Copy each line of the data below with the word "this".

□ □ □ □

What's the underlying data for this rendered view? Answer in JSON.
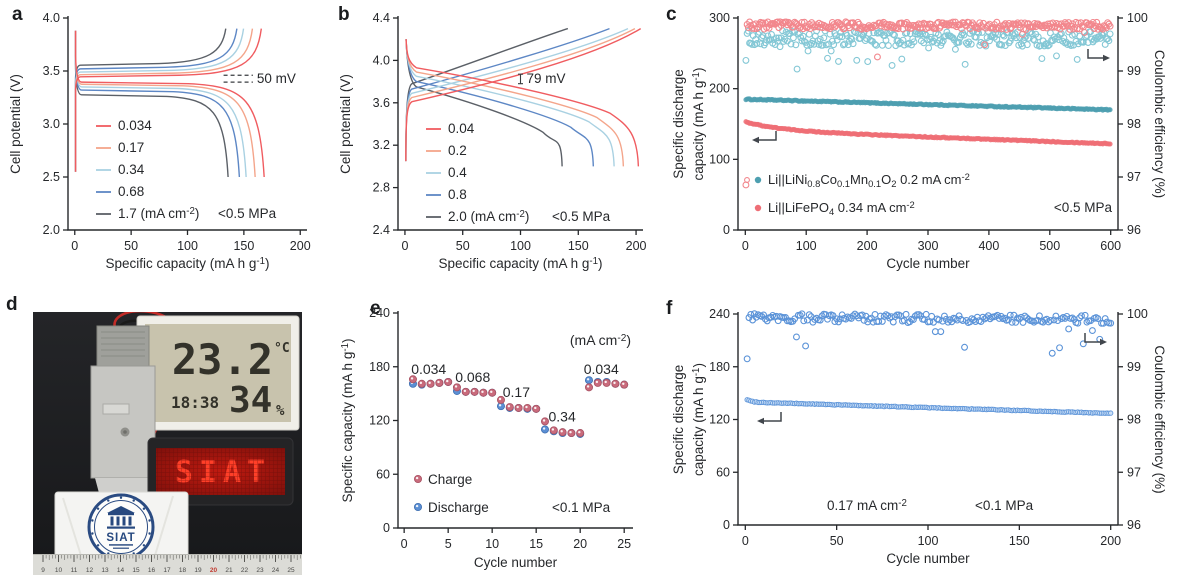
{
  "panel_labels": {
    "a": "a",
    "b": "b",
    "c": "c",
    "d": "d",
    "e": "e",
    "f": "f"
  },
  "chart_data": [
    {
      "panel": "a",
      "type": "line",
      "xlabel": "Specific capacity (mA h g^-1^)",
      "ylabel": "Cell potential (V)",
      "xlim": [
        0,
        200
      ],
      "xticks": [
        0,
        50,
        100,
        150,
        200
      ],
      "ylim": [
        2.0,
        4.0
      ],
      "ytick_labels": [
        "2.0",
        "2.5",
        "3.0",
        "3.5",
        "4.0"
      ],
      "yticks": [
        2.0,
        2.5,
        3.0,
        3.5,
        4.0
      ],
      "annotation": {
        "text": "50 mV",
        "upper_v": 3.46,
        "lower_v": 3.395,
        "x_start": 132,
        "x_end": 158
      },
      "pressure_label": "<0.5 MPa",
      "series": [
        {
          "label": "0.034",
          "color": "#f05c60",
          "capacity": 168,
          "charge_plateau_v": 3.445,
          "discharge_plateau_v": 3.395
        },
        {
          "label": "0.17",
          "color": "#f4a58b",
          "capacity": 160,
          "charge_plateau_v": 3.465,
          "discharge_plateau_v": 3.375
        },
        {
          "label": "0.34",
          "color": "#a9d1e2",
          "capacity": 152,
          "charge_plateau_v": 3.49,
          "discharge_plateau_v": 3.35
        },
        {
          "label": "0.68",
          "color": "#5d87c5",
          "capacity": 146,
          "charge_plateau_v": 3.52,
          "discharge_plateau_v": 3.32
        },
        {
          "label": "1.7 (mA cm^-2^)",
          "color": "#5b6067",
          "capacity": 136,
          "charge_plateau_v": 3.555,
          "discharge_plateau_v": 3.275
        }
      ]
    },
    {
      "panel": "b",
      "type": "line",
      "xlabel": "Specific capacity (mA h g^-1^)",
      "ylabel": "Cell potential (V)",
      "xlim": [
        0,
        200
      ],
      "xticks": [
        0,
        50,
        100,
        150,
        200
      ],
      "ylim": [
        2.4,
        4.4
      ],
      "ytick_labels": [
        "2.4",
        "2.8",
        "3.2",
        "3.6",
        "4.0",
        "4.4"
      ],
      "yticks": [
        2.4,
        2.8,
        3.2,
        3.6,
        4.0,
        4.4
      ],
      "annotation": {
        "text": "79 mV",
        "x": 100,
        "v_low": 3.78,
        "v_high": 3.87
      },
      "pressure_label": "<0.5 MPa",
      "series": [
        {
          "label": "0.04",
          "color": "#f05c60",
          "capacity": 202,
          "charge_end_capacity": 204,
          "charge_start_v": 3.58,
          "v_offset": 0
        },
        {
          "label": "0.2",
          "color": "#f4a58b",
          "capacity": 189,
          "charge_end_capacity": 199,
          "charge_start_v": 3.62,
          "v_offset": 0.04
        },
        {
          "label": "0.4",
          "color": "#a9d1e2",
          "capacity": 181,
          "charge_end_capacity": 193,
          "charge_start_v": 3.66,
          "v_offset": 0.08
        },
        {
          "label": "0.8",
          "color": "#5d87c5",
          "capacity": 163,
          "charge_end_capacity": 177,
          "charge_start_v": 3.7,
          "v_offset": 0.13
        },
        {
          "label": "2.0 (mA cm^-2^)",
          "color": "#5b6067",
          "capacity": 136,
          "charge_end_capacity": 141,
          "charge_start_v": 3.75,
          "v_offset": 0.18
        }
      ]
    },
    {
      "panel": "c",
      "type": "scatter",
      "xlabel": "Cycle number",
      "ylabel_left": [
        "Specific discharge",
        "capacity (mA h g^-1^)"
      ],
      "ylabel_right": "Coulombic efficiency (%)",
      "xlim": [
        0,
        600
      ],
      "xticks": [
        0,
        100,
        200,
        300,
        400,
        500,
        600
      ],
      "ylim_left": [
        0,
        300
      ],
      "yticks_left": [
        0,
        100,
        200,
        300
      ],
      "ylim_right": [
        96,
        100
      ],
      "yticks_right": [
        96,
        97,
        98,
        99,
        100
      ],
      "cycles": 600,
      "pressure_label": "<0.5 MPa",
      "legend": [
        {
          "label": "Li||LiNi_0.8_Co_0.1_Mn_0.1_O_2_ 0.2 mA cm^-2^",
          "color": "#4d9fb0",
          "extra_marker_color": "#f2878d"
        },
        {
          "label": "Li||LiFePO_4_ 0.34 mA cm^-2^",
          "color": "#ee6e76"
        }
      ],
      "series": [
        {
          "id": "nmc-capacity",
          "axis": "left",
          "marker": "filled",
          "color": "#4d9fb0",
          "start": 185,
          "end": 170,
          "noise": 1.6
        },
        {
          "id": "lfp-capacity",
          "axis": "left",
          "marker": "filled",
          "color": "#ee6e76",
          "start": 153,
          "end": 122,
          "initial_drop": 12,
          "noise": 1.4
        },
        {
          "id": "nmc-ce",
          "axis": "right",
          "marker": "open",
          "color": "#83c7d5",
          "start": 99.63,
          "end": 99.6,
          "noise": 0.28,
          "dip_rate": 0.05,
          "first": 99.2
        },
        {
          "id": "lfp-ce",
          "axis": "right",
          "marker": "open",
          "color": "#f2878d",
          "start": 99.86,
          "end": 99.85,
          "noise": 0.14,
          "dip_rate": 0.025,
          "first": 96.85
        }
      ]
    },
    {
      "panel": "e",
      "type": "scatter",
      "xlabel": "Cycle number",
      "ylabel": "Specific capacity (mA h g^-1^)",
      "xlim": [
        0,
        25
      ],
      "xticks": [
        0,
        5,
        10,
        15,
        20,
        25
      ],
      "ylim": [
        0,
        240
      ],
      "yticks": [
        0,
        60,
        120,
        180,
        240
      ],
      "unit_label": "(mA cm^-2^)",
      "pressure_label": "<0.1 MPa",
      "legend": [
        {
          "label": "Charge",
          "color": "#c96b7c",
          "stroke": "#a85263"
        },
        {
          "label": "Discharge",
          "color": "#5b8fd4",
          "stroke": "#3f6fb0"
        }
      ],
      "charge": [
        166,
        161,
        161,
        162,
        163,
        157,
        152,
        152,
        151,
        151,
        143,
        135,
        134,
        134,
        133,
        119,
        109,
        107,
        106,
        106,
        157,
        162,
        162,
        161,
        160
      ],
      "discharge": [
        161,
        160,
        161,
        162,
        163,
        153,
        152,
        152,
        151,
        151,
        136,
        134,
        134,
        133,
        133,
        110,
        108,
        106,
        106,
        105,
        165,
        163,
        163,
        161,
        160
      ],
      "rate_labels": [
        {
          "text": "0.034",
          "x": 0.8,
          "y": 172
        },
        {
          "text": "0.068",
          "x": 5.8,
          "y": 163
        },
        {
          "text": "0.17",
          "x": 11.2,
          "y": 146
        },
        {
          "text": "0.34",
          "x": 16.4,
          "y": 119
        },
        {
          "text": "0.034",
          "x": 20.4,
          "y": 172
        }
      ]
    },
    {
      "panel": "f",
      "type": "scatter",
      "xlabel": "Cycle number",
      "ylabel_left": [
        "Specific discharge",
        "capacity (mA h g^-1^)"
      ],
      "ylabel_right": "Coulombic efficiency (%)",
      "xlim": [
        0,
        200
      ],
      "xticks": [
        0,
        50,
        100,
        150,
        200
      ],
      "ylim_left": [
        0,
        240
      ],
      "yticks_left": [
        0,
        60,
        120,
        180,
        240
      ],
      "ylim_right": [
        96,
        100
      ],
      "yticks_right": [
        96,
        97,
        98,
        99,
        100
      ],
      "cycles": 200,
      "rate_label": "0.17 mA cm^-2^",
      "pressure_label": "<0.1 MPa",
      "series": [
        {
          "id": "capacity",
          "axis": "left",
          "marker": "light-filled",
          "color": "#5b93d8",
          "fill": "#cfe2f8",
          "start": 140,
          "end": 127,
          "first_boost": 4,
          "noise": 0.8
        },
        {
          "id": "ce",
          "axis": "right",
          "marker": "open",
          "color": "#5b93d8",
          "start": 99.93,
          "end": 99.9,
          "noise": 0.16,
          "dip_rate": 0.03,
          "first": 99.15,
          "dip_cycles": [
            33,
            168,
            172,
            185
          ]
        }
      ]
    }
  ],
  "photo": {
    "temperature": "23.2",
    "temperature_unit": "°C",
    "time": "18:38",
    "humidity": "34",
    "humidity_unit": "%",
    "led_text": "SIAT",
    "logo_text": "SIAT",
    "ruler_numbers": [
      "9",
      "10",
      "11",
      "12",
      "13",
      "14",
      "15",
      "16",
      "17",
      "18",
      "19",
      "20",
      "21",
      "22",
      "23",
      "24",
      "25"
    ],
    "ruler_highlight": "20"
  }
}
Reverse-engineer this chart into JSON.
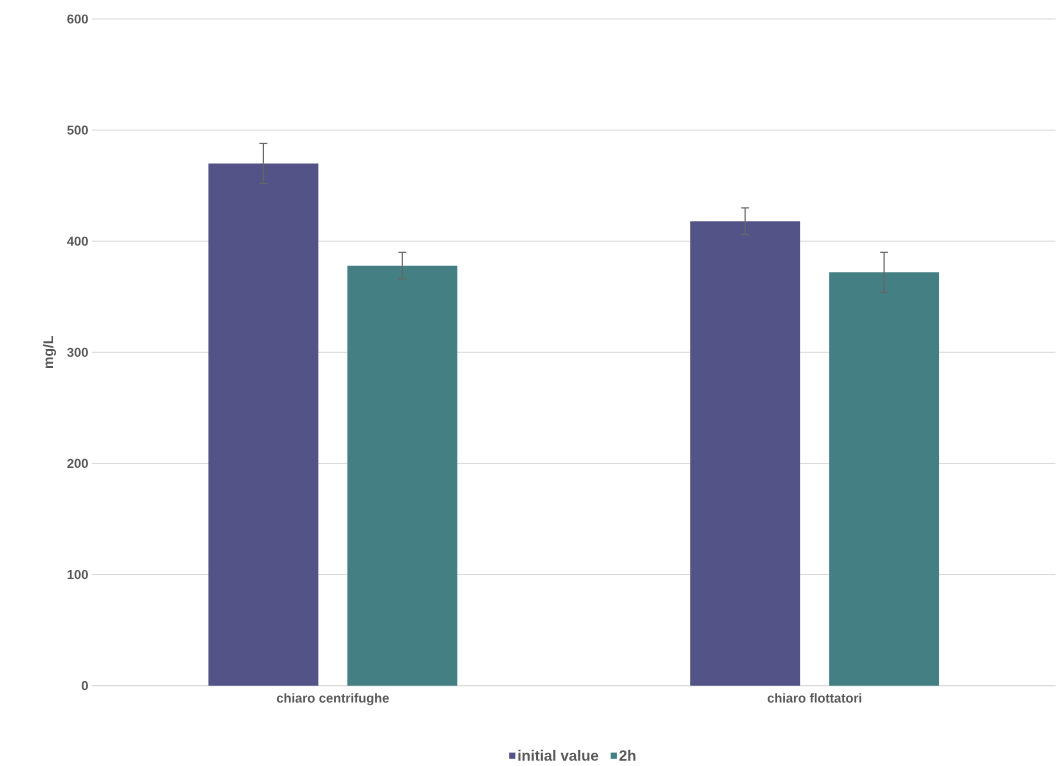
{
  "chart_data": {
    "type": "bar",
    "ylabel": "mg/L",
    "categories": [
      "chiaro centrifughe",
      "chiaro flottatori"
    ],
    "series": [
      {
        "name": "initial value",
        "color": "#545388",
        "values": [
          470,
          418
        ],
        "errors": [
          18,
          12
        ]
      },
      {
        "name": "2h",
        "color": "#447f84",
        "values": [
          378,
          372
        ],
        "errors": [
          12,
          18
        ]
      }
    ],
    "ylim": [
      0,
      600
    ],
    "yticks": [
      0,
      100,
      200,
      300,
      400,
      500,
      600
    ],
    "grid": "y",
    "legend": "bottom"
  }
}
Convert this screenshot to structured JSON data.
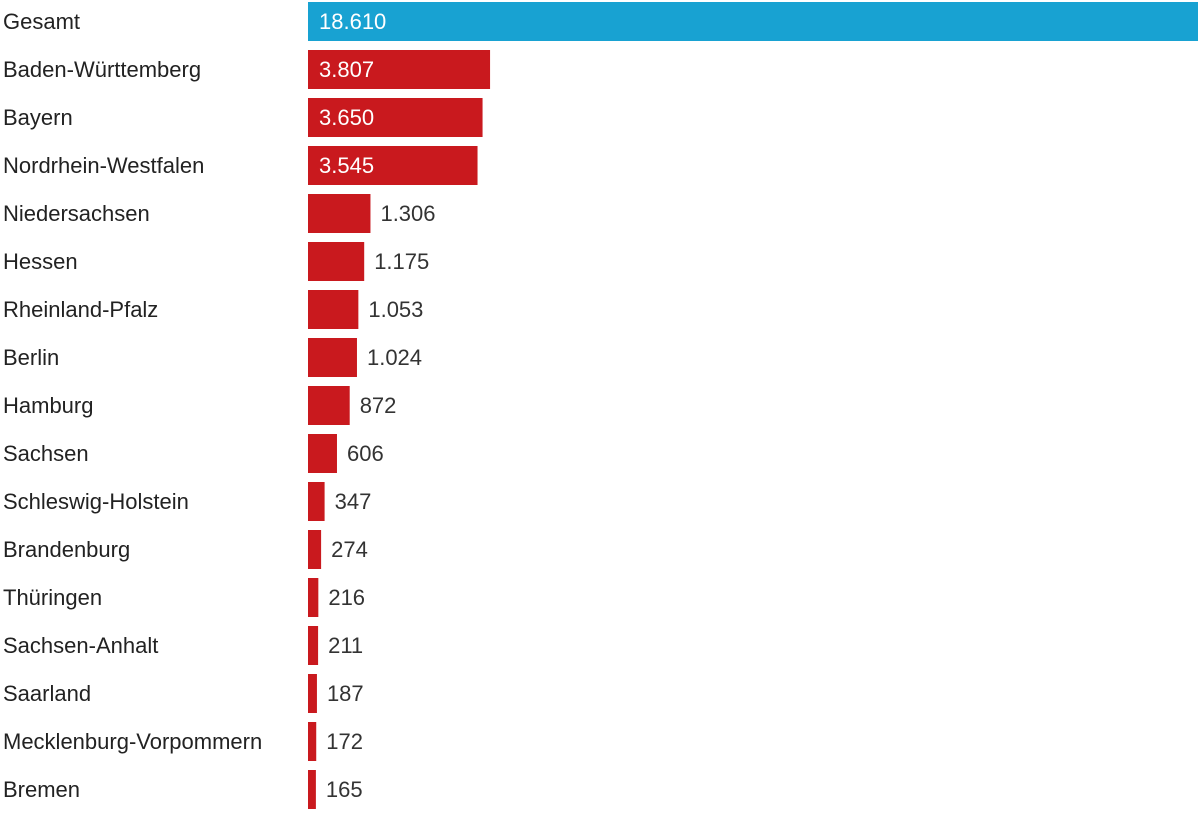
{
  "chart_data": {
    "type": "bar",
    "orientation": "horizontal",
    "categories": [
      "Gesamt",
      "Baden-Württemberg",
      "Bayern",
      "Nordrhein-Westfalen",
      "Niedersachsen",
      "Hessen",
      "Rheinland-Pfalz",
      "Berlin",
      "Hamburg",
      "Sachsen",
      "Schleswig-Holstein",
      "Brandenburg",
      "Thüringen",
      "Sachsen-Anhalt",
      "Saarland",
      "Mecklenburg-Vorpommern",
      "Bremen"
    ],
    "values": [
      18610,
      3807,
      3650,
      3545,
      1306,
      1175,
      1053,
      1024,
      872,
      606,
      347,
      274,
      216,
      211,
      187,
      172,
      165
    ],
    "value_labels": [
      "18.610",
      "3.807",
      "3.650",
      "3.545",
      "1.306",
      "1.175",
      "1.053",
      "1.024",
      "872",
      "606",
      "347",
      "274",
      "216",
      "211",
      "187",
      "172",
      "165"
    ],
    "colors": [
      "#18a2d2",
      "#c9191e",
      "#c9191e",
      "#c9191e",
      "#c9191e",
      "#c9191e",
      "#c9191e",
      "#c9191e",
      "#c9191e",
      "#c9191e",
      "#c9191e",
      "#c9191e",
      "#c9191e",
      "#c9191e",
      "#c9191e",
      "#c9191e",
      "#c9191e"
    ]
  }
}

□ □ □ □

▶ _FINISHED EXERCISE_
What's the underlying data for this rendered view? Answer in JSON.
Reverse-engineer this chart into JSON.
Convert this screenshot to structured JSON data.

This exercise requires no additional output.